== Task input ==
————
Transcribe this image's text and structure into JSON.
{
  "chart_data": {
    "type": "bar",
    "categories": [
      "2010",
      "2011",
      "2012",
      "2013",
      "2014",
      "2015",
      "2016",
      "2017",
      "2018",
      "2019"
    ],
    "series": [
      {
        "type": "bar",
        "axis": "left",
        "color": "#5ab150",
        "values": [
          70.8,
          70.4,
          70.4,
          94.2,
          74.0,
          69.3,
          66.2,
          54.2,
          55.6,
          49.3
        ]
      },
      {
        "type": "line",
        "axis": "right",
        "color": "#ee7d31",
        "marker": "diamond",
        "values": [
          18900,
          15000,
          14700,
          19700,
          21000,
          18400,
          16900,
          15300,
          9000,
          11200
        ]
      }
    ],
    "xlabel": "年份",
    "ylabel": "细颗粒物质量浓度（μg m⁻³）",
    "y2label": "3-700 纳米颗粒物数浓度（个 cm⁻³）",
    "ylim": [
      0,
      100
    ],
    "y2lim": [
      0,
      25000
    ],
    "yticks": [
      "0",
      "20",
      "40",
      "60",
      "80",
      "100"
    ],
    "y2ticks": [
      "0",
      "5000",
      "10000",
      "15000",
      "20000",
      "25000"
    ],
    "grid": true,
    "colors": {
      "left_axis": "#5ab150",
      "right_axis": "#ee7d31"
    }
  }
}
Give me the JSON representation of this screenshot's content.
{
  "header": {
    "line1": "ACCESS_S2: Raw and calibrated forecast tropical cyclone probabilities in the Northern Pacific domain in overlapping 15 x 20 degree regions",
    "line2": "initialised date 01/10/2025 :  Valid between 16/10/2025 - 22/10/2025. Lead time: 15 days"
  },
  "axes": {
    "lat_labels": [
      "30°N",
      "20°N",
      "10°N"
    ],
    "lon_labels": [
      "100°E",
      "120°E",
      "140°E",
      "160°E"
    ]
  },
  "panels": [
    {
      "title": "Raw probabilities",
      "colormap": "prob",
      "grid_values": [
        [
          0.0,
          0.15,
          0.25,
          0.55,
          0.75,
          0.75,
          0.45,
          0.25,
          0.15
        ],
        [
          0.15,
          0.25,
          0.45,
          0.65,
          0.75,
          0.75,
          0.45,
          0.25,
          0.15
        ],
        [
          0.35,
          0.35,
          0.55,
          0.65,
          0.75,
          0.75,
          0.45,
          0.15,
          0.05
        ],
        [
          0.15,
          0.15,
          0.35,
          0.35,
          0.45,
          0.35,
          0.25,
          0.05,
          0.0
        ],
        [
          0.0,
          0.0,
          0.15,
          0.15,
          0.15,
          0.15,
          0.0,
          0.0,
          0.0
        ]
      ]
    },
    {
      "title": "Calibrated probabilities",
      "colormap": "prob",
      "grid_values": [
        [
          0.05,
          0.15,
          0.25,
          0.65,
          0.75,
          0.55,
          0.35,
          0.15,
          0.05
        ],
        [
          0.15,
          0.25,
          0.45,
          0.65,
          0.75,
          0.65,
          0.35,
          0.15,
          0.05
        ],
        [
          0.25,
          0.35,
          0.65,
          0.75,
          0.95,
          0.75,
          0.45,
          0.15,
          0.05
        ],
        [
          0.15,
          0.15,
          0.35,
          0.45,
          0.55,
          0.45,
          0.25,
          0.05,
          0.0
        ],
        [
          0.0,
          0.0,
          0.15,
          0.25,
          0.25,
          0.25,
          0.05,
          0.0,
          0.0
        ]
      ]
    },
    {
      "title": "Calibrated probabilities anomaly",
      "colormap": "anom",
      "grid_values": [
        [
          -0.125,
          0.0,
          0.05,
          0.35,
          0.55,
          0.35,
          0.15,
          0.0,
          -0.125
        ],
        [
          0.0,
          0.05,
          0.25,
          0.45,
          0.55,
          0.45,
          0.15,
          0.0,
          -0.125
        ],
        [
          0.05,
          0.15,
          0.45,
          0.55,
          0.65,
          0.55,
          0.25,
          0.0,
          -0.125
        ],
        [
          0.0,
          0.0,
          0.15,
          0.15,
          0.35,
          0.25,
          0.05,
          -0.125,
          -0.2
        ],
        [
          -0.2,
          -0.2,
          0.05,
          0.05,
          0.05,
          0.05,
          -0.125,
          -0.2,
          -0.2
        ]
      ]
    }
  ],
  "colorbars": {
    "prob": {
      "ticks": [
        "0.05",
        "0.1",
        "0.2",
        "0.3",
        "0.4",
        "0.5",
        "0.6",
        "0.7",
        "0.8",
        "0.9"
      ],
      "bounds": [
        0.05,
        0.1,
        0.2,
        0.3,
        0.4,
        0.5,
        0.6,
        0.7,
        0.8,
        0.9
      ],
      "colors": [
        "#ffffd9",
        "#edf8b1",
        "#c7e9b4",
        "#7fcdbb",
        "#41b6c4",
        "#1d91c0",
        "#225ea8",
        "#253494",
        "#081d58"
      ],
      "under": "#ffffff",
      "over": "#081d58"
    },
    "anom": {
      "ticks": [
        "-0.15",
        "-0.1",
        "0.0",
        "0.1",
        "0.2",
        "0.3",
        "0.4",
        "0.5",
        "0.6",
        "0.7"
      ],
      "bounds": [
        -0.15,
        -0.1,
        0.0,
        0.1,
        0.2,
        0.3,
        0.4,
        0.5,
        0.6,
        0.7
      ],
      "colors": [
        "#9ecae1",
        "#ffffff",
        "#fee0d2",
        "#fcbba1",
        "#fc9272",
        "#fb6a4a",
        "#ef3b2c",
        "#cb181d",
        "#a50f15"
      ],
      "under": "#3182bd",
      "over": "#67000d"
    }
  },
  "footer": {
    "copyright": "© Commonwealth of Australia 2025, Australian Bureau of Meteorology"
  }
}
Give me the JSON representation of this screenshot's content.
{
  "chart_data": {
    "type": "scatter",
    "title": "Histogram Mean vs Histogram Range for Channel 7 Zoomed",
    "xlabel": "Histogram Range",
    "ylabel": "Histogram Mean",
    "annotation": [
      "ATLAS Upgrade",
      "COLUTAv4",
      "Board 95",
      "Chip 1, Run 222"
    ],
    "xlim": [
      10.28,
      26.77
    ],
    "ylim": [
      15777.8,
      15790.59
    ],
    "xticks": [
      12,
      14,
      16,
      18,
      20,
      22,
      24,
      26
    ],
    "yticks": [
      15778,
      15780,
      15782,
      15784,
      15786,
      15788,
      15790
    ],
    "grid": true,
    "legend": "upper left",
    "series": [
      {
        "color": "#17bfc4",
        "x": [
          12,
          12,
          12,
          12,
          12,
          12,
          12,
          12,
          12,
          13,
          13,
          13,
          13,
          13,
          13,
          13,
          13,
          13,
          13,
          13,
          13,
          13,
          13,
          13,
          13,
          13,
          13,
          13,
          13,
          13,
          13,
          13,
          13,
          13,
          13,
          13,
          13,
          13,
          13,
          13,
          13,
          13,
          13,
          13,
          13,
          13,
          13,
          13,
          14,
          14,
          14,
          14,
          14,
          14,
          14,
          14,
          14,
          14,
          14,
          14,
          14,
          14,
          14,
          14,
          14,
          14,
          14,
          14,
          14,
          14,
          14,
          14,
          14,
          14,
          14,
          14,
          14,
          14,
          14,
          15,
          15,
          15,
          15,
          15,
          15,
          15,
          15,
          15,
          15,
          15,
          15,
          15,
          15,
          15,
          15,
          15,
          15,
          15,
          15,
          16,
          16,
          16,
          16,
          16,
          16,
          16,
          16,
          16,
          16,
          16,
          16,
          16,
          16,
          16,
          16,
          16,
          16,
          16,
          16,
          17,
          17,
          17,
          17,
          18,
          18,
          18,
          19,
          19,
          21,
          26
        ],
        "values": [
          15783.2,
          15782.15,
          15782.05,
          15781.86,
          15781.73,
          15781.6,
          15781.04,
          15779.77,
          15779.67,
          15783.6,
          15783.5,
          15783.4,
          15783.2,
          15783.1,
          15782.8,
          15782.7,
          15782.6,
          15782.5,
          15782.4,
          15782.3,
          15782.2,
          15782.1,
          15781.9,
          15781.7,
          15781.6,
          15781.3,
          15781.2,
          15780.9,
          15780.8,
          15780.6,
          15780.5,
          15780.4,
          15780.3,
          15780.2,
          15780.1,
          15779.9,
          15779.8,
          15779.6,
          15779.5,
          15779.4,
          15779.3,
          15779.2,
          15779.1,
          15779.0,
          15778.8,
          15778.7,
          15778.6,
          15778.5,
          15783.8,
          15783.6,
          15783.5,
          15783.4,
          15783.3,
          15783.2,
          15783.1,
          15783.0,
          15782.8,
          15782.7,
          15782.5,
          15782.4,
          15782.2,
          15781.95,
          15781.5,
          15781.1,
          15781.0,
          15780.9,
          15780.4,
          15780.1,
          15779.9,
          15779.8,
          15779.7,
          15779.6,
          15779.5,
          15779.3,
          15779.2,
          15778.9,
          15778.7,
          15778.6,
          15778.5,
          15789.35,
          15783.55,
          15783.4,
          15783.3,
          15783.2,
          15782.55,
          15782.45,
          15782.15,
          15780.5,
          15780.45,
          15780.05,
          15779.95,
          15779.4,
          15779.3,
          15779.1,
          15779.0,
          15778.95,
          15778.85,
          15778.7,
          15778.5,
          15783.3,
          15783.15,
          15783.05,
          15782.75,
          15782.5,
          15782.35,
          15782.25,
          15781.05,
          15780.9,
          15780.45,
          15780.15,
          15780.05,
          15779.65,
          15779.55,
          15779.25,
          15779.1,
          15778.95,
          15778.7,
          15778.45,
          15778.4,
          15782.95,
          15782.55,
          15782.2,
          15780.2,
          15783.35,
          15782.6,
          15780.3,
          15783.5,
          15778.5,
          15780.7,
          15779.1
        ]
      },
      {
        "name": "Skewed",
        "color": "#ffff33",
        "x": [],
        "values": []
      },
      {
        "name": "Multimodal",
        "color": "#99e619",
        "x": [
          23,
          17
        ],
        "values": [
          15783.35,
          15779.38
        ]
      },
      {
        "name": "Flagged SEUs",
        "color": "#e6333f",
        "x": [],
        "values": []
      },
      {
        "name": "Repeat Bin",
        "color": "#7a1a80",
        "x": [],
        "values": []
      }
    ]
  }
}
————
== Brief ==
From the listing above, copy every line that holds the string "Mean".

== Full solution ==
    "title": "Histogram Mean vs Histogram Range for Channel 7 Zoomed",
    "ylabel": "Histogram Mean",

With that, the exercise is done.